■ Entries provided ■

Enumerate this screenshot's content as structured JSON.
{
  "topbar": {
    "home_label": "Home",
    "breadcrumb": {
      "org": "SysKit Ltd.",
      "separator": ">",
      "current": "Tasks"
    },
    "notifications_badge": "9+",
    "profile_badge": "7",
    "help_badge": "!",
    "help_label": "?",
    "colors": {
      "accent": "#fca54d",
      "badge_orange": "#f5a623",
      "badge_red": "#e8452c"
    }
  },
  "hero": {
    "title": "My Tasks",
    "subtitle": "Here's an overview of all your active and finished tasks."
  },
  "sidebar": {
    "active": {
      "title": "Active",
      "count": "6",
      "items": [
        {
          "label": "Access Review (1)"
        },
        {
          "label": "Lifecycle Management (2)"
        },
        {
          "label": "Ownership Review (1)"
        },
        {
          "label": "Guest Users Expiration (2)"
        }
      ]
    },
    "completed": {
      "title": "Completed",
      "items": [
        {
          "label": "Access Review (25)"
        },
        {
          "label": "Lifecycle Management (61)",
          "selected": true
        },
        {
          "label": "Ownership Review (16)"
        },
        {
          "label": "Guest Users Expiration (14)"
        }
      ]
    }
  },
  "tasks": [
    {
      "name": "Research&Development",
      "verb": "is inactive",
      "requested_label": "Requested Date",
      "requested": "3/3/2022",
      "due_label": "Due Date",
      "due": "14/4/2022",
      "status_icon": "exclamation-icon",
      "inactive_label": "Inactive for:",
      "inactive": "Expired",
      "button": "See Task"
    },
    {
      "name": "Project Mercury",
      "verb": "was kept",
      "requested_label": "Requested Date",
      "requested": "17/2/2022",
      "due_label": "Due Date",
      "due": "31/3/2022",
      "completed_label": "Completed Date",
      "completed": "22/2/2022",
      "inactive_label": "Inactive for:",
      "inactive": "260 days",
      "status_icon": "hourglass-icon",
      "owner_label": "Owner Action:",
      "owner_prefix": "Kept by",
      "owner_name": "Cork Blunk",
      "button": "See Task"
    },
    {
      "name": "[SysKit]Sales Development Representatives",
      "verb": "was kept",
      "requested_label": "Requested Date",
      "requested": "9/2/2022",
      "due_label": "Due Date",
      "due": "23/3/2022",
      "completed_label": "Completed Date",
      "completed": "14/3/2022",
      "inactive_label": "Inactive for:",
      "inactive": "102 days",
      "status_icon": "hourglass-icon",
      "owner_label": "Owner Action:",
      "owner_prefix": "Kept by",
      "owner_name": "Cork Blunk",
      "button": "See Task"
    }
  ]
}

■ Your goal ■
Return all lines of the material above in which the word "Review" occurs.

■ Solution to the problem ■
          "label": "Access Review (1)"
          "label": "Ownership Review (1)"
          "label": "Access Review (25)"
          "label": "Ownership Review (16)"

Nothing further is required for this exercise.